**Aim of the task:**
In your copy, leave out the pictures; write out all the data exactly.

**Supplied data:**
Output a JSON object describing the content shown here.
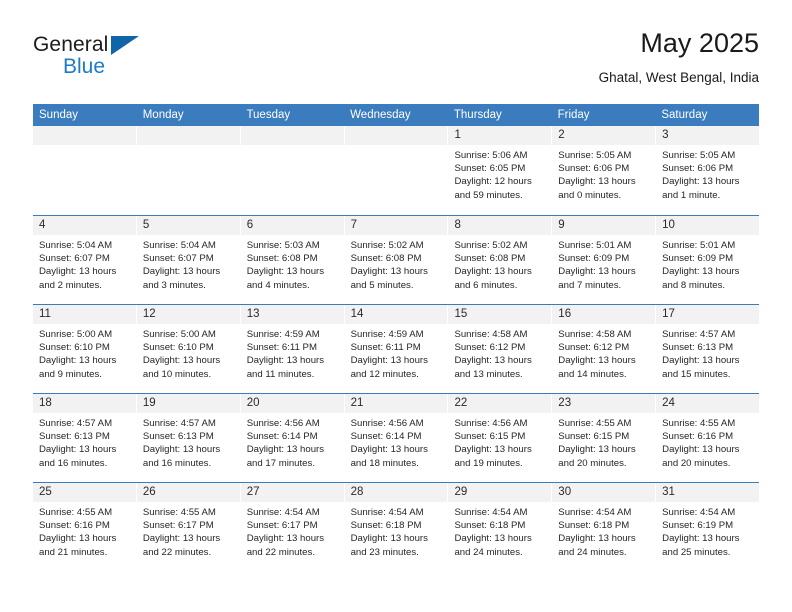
{
  "brand": {
    "name_part1": "General",
    "name_part2": "Blue",
    "accent_color": "#1d7cc4",
    "triangle_color": "#1064a8"
  },
  "header": {
    "title": "May 2025",
    "subtitle": "Ghatal, West Bengal, India"
  },
  "calendar": {
    "header_bg": "#3a7cbe",
    "daynum_bg": "#f2f2f2",
    "weekday_names": [
      "Sunday",
      "Monday",
      "Tuesday",
      "Wednesday",
      "Thursday",
      "Friday",
      "Saturday"
    ],
    "weeks": [
      [
        {
          "day": "",
          "empty": true,
          "sunrise": "",
          "sunset": "",
          "daylight": ""
        },
        {
          "day": "",
          "empty": true,
          "sunrise": "",
          "sunset": "",
          "daylight": ""
        },
        {
          "day": "",
          "empty": true,
          "sunrise": "",
          "sunset": "",
          "daylight": ""
        },
        {
          "day": "",
          "empty": true,
          "sunrise": "",
          "sunset": "",
          "daylight": ""
        },
        {
          "day": "1",
          "sunrise": "Sunrise: 5:06 AM",
          "sunset": "Sunset: 6:05 PM",
          "daylight": "Daylight: 12 hours and 59 minutes."
        },
        {
          "day": "2",
          "sunrise": "Sunrise: 5:05 AM",
          "sunset": "Sunset: 6:06 PM",
          "daylight": "Daylight: 13 hours and 0 minutes."
        },
        {
          "day": "3",
          "sunrise": "Sunrise: 5:05 AM",
          "sunset": "Sunset: 6:06 PM",
          "daylight": "Daylight: 13 hours and 1 minute."
        }
      ],
      [
        {
          "day": "4",
          "sunrise": "Sunrise: 5:04 AM",
          "sunset": "Sunset: 6:07 PM",
          "daylight": "Daylight: 13 hours and 2 minutes."
        },
        {
          "day": "5",
          "sunrise": "Sunrise: 5:04 AM",
          "sunset": "Sunset: 6:07 PM",
          "daylight": "Daylight: 13 hours and 3 minutes."
        },
        {
          "day": "6",
          "sunrise": "Sunrise: 5:03 AM",
          "sunset": "Sunset: 6:08 PM",
          "daylight": "Daylight: 13 hours and 4 minutes."
        },
        {
          "day": "7",
          "sunrise": "Sunrise: 5:02 AM",
          "sunset": "Sunset: 6:08 PM",
          "daylight": "Daylight: 13 hours and 5 minutes."
        },
        {
          "day": "8",
          "sunrise": "Sunrise: 5:02 AM",
          "sunset": "Sunset: 6:08 PM",
          "daylight": "Daylight: 13 hours and 6 minutes."
        },
        {
          "day": "9",
          "sunrise": "Sunrise: 5:01 AM",
          "sunset": "Sunset: 6:09 PM",
          "daylight": "Daylight: 13 hours and 7 minutes."
        },
        {
          "day": "10",
          "sunrise": "Sunrise: 5:01 AM",
          "sunset": "Sunset: 6:09 PM",
          "daylight": "Daylight: 13 hours and 8 minutes."
        }
      ],
      [
        {
          "day": "11",
          "sunrise": "Sunrise: 5:00 AM",
          "sunset": "Sunset: 6:10 PM",
          "daylight": "Daylight: 13 hours and 9 minutes."
        },
        {
          "day": "12",
          "sunrise": "Sunrise: 5:00 AM",
          "sunset": "Sunset: 6:10 PM",
          "daylight": "Daylight: 13 hours and 10 minutes."
        },
        {
          "day": "13",
          "sunrise": "Sunrise: 4:59 AM",
          "sunset": "Sunset: 6:11 PM",
          "daylight": "Daylight: 13 hours and 11 minutes."
        },
        {
          "day": "14",
          "sunrise": "Sunrise: 4:59 AM",
          "sunset": "Sunset: 6:11 PM",
          "daylight": "Daylight: 13 hours and 12 minutes."
        },
        {
          "day": "15",
          "sunrise": "Sunrise: 4:58 AM",
          "sunset": "Sunset: 6:12 PM",
          "daylight": "Daylight: 13 hours and 13 minutes."
        },
        {
          "day": "16",
          "sunrise": "Sunrise: 4:58 AM",
          "sunset": "Sunset: 6:12 PM",
          "daylight": "Daylight: 13 hours and 14 minutes."
        },
        {
          "day": "17",
          "sunrise": "Sunrise: 4:57 AM",
          "sunset": "Sunset: 6:13 PM",
          "daylight": "Daylight: 13 hours and 15 minutes."
        }
      ],
      [
        {
          "day": "18",
          "sunrise": "Sunrise: 4:57 AM",
          "sunset": "Sunset: 6:13 PM",
          "daylight": "Daylight: 13 hours and 16 minutes."
        },
        {
          "day": "19",
          "sunrise": "Sunrise: 4:57 AM",
          "sunset": "Sunset: 6:13 PM",
          "daylight": "Daylight: 13 hours and 16 minutes."
        },
        {
          "day": "20",
          "sunrise": "Sunrise: 4:56 AM",
          "sunset": "Sunset: 6:14 PM",
          "daylight": "Daylight: 13 hours and 17 minutes."
        },
        {
          "day": "21",
          "sunrise": "Sunrise: 4:56 AM",
          "sunset": "Sunset: 6:14 PM",
          "daylight": "Daylight: 13 hours and 18 minutes."
        },
        {
          "day": "22",
          "sunrise": "Sunrise: 4:56 AM",
          "sunset": "Sunset: 6:15 PM",
          "daylight": "Daylight: 13 hours and 19 minutes."
        },
        {
          "day": "23",
          "sunrise": "Sunrise: 4:55 AM",
          "sunset": "Sunset: 6:15 PM",
          "daylight": "Daylight: 13 hours and 20 minutes."
        },
        {
          "day": "24",
          "sunrise": "Sunrise: 4:55 AM",
          "sunset": "Sunset: 6:16 PM",
          "daylight": "Daylight: 13 hours and 20 minutes."
        }
      ],
      [
        {
          "day": "25",
          "sunrise": "Sunrise: 4:55 AM",
          "sunset": "Sunset: 6:16 PM",
          "daylight": "Daylight: 13 hours and 21 minutes."
        },
        {
          "day": "26",
          "sunrise": "Sunrise: 4:55 AM",
          "sunset": "Sunset: 6:17 PM",
          "daylight": "Daylight: 13 hours and 22 minutes."
        },
        {
          "day": "27",
          "sunrise": "Sunrise: 4:54 AM",
          "sunset": "Sunset: 6:17 PM",
          "daylight": "Daylight: 13 hours and 22 minutes."
        },
        {
          "day": "28",
          "sunrise": "Sunrise: 4:54 AM",
          "sunset": "Sunset: 6:18 PM",
          "daylight": "Daylight: 13 hours and 23 minutes."
        },
        {
          "day": "29",
          "sunrise": "Sunrise: 4:54 AM",
          "sunset": "Sunset: 6:18 PM",
          "daylight": "Daylight: 13 hours and 24 minutes."
        },
        {
          "day": "30",
          "sunrise": "Sunrise: 4:54 AM",
          "sunset": "Sunset: 6:18 PM",
          "daylight": "Daylight: 13 hours and 24 minutes."
        },
        {
          "day": "31",
          "sunrise": "Sunrise: 4:54 AM",
          "sunset": "Sunset: 6:19 PM",
          "daylight": "Daylight: 13 hours and 25 minutes."
        }
      ]
    ]
  }
}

**Task answer:**
Output a JSON object describing the content shown here.
{
  "brand": {
    "name_part1": "General",
    "name_part2": "Blue",
    "accent_color": "#1d7cc4",
    "triangle_color": "#1064a8"
  },
  "header": {
    "title": "May 2025",
    "subtitle": "Ghatal, West Bengal, India"
  },
  "calendar": {
    "header_bg": "#3a7cbe",
    "daynum_bg": "#f2f2f2",
    "weekday_names": [
      "Sunday",
      "Monday",
      "Tuesday",
      "Wednesday",
      "Thursday",
      "Friday",
      "Saturday"
    ],
    "weeks": [
      [
        {
          "day": "",
          "empty": true,
          "sunrise": "",
          "sunset": "",
          "daylight": ""
        },
        {
          "day": "",
          "empty": true,
          "sunrise": "",
          "sunset": "",
          "daylight": ""
        },
        {
          "day": "",
          "empty": true,
          "sunrise": "",
          "sunset": "",
          "daylight": ""
        },
        {
          "day": "",
          "empty": true,
          "sunrise": "",
          "sunset": "",
          "daylight": ""
        },
        {
          "day": "1",
          "sunrise": "Sunrise: 5:06 AM",
          "sunset": "Sunset: 6:05 PM",
          "daylight": "Daylight: 12 hours and 59 minutes."
        },
        {
          "day": "2",
          "sunrise": "Sunrise: 5:05 AM",
          "sunset": "Sunset: 6:06 PM",
          "daylight": "Daylight: 13 hours and 0 minutes."
        },
        {
          "day": "3",
          "sunrise": "Sunrise: 5:05 AM",
          "sunset": "Sunset: 6:06 PM",
          "daylight": "Daylight: 13 hours and 1 minute."
        }
      ],
      [
        {
          "day": "4",
          "sunrise": "Sunrise: 5:04 AM",
          "sunset": "Sunset: 6:07 PM",
          "daylight": "Daylight: 13 hours and 2 minutes."
        },
        {
          "day": "5",
          "sunrise": "Sunrise: 5:04 AM",
          "sunset": "Sunset: 6:07 PM",
          "daylight": "Daylight: 13 hours and 3 minutes."
        },
        {
          "day": "6",
          "sunrise": "Sunrise: 5:03 AM",
          "sunset": "Sunset: 6:08 PM",
          "daylight": "Daylight: 13 hours and 4 minutes."
        },
        {
          "day": "7",
          "sunrise": "Sunrise: 5:02 AM",
          "sunset": "Sunset: 6:08 PM",
          "daylight": "Daylight: 13 hours and 5 minutes."
        },
        {
          "day": "8",
          "sunrise": "Sunrise: 5:02 AM",
          "sunset": "Sunset: 6:08 PM",
          "daylight": "Daylight: 13 hours and 6 minutes."
        },
        {
          "day": "9",
          "sunrise": "Sunrise: 5:01 AM",
          "sunset": "Sunset: 6:09 PM",
          "daylight": "Daylight: 13 hours and 7 minutes."
        },
        {
          "day": "10",
          "sunrise": "Sunrise: 5:01 AM",
          "sunset": "Sunset: 6:09 PM",
          "daylight": "Daylight: 13 hours and 8 minutes."
        }
      ],
      [
        {
          "day": "11",
          "sunrise": "Sunrise: 5:00 AM",
          "sunset": "Sunset: 6:10 PM",
          "daylight": "Daylight: 13 hours and 9 minutes."
        },
        {
          "day": "12",
          "sunrise": "Sunrise: 5:00 AM",
          "sunset": "Sunset: 6:10 PM",
          "daylight": "Daylight: 13 hours and 10 minutes."
        },
        {
          "day": "13",
          "sunrise": "Sunrise: 4:59 AM",
          "sunset": "Sunset: 6:11 PM",
          "daylight": "Daylight: 13 hours and 11 minutes."
        },
        {
          "day": "14",
          "sunrise": "Sunrise: 4:59 AM",
          "sunset": "Sunset: 6:11 PM",
          "daylight": "Daylight: 13 hours and 12 minutes."
        },
        {
          "day": "15",
          "sunrise": "Sunrise: 4:58 AM",
          "sunset": "Sunset: 6:12 PM",
          "daylight": "Daylight: 13 hours and 13 minutes."
        },
        {
          "day": "16",
          "sunrise": "Sunrise: 4:58 AM",
          "sunset": "Sunset: 6:12 PM",
          "daylight": "Daylight: 13 hours and 14 minutes."
        },
        {
          "day": "17",
          "sunrise": "Sunrise: 4:57 AM",
          "sunset": "Sunset: 6:13 PM",
          "daylight": "Daylight: 13 hours and 15 minutes."
        }
      ],
      [
        {
          "day": "18",
          "sunrise": "Sunrise: 4:57 AM",
          "sunset": "Sunset: 6:13 PM",
          "daylight": "Daylight: 13 hours and 16 minutes."
        },
        {
          "day": "19",
          "sunrise": "Sunrise: 4:57 AM",
          "sunset": "Sunset: 6:13 PM",
          "daylight": "Daylight: 13 hours and 16 minutes."
        },
        {
          "day": "20",
          "sunrise": "Sunrise: 4:56 AM",
          "sunset": "Sunset: 6:14 PM",
          "daylight": "Daylight: 13 hours and 17 minutes."
        },
        {
          "day": "21",
          "sunrise": "Sunrise: 4:56 AM",
          "sunset": "Sunset: 6:14 PM",
          "daylight": "Daylight: 13 hours and 18 minutes."
        },
        {
          "day": "22",
          "sunrise": "Sunrise: 4:56 AM",
          "sunset": "Sunset: 6:15 PM",
          "daylight": "Daylight: 13 hours and 19 minutes."
        },
        {
          "day": "23",
          "sunrise": "Sunrise: 4:55 AM",
          "sunset": "Sunset: 6:15 PM",
          "daylight": "Daylight: 13 hours and 20 minutes."
        },
        {
          "day": "24",
          "sunrise": "Sunrise: 4:55 AM",
          "sunset": "Sunset: 6:16 PM",
          "daylight": "Daylight: 13 hours and 20 minutes."
        }
      ],
      [
        {
          "day": "25",
          "sunrise": "Sunrise: 4:55 AM",
          "sunset": "Sunset: 6:16 PM",
          "daylight": "Daylight: 13 hours and 21 minutes."
        },
        {
          "day": "26",
          "sunrise": "Sunrise: 4:55 AM",
          "sunset": "Sunset: 6:17 PM",
          "daylight": "Daylight: 13 hours and 22 minutes."
        },
        {
          "day": "27",
          "sunrise": "Sunrise: 4:54 AM",
          "sunset": "Sunset: 6:17 PM",
          "daylight": "Daylight: 13 hours and 22 minutes."
        },
        {
          "day": "28",
          "sunrise": "Sunrise: 4:54 AM",
          "sunset": "Sunset: 6:18 PM",
          "daylight": "Daylight: 13 hours and 23 minutes."
        },
        {
          "day": "29",
          "sunrise": "Sunrise: 4:54 AM",
          "sunset": "Sunset: 6:18 PM",
          "daylight": "Daylight: 13 hours and 24 minutes."
        },
        {
          "day": "30",
          "sunrise": "Sunrise: 4:54 AM",
          "sunset": "Sunset: 6:18 PM",
          "daylight": "Daylight: 13 hours and 24 minutes."
        },
        {
          "day": "31",
          "sunrise": "Sunrise: 4:54 AM",
          "sunset": "Sunset: 6:19 PM",
          "daylight": "Daylight: 13 hours and 25 minutes."
        }
      ]
    ]
  }
}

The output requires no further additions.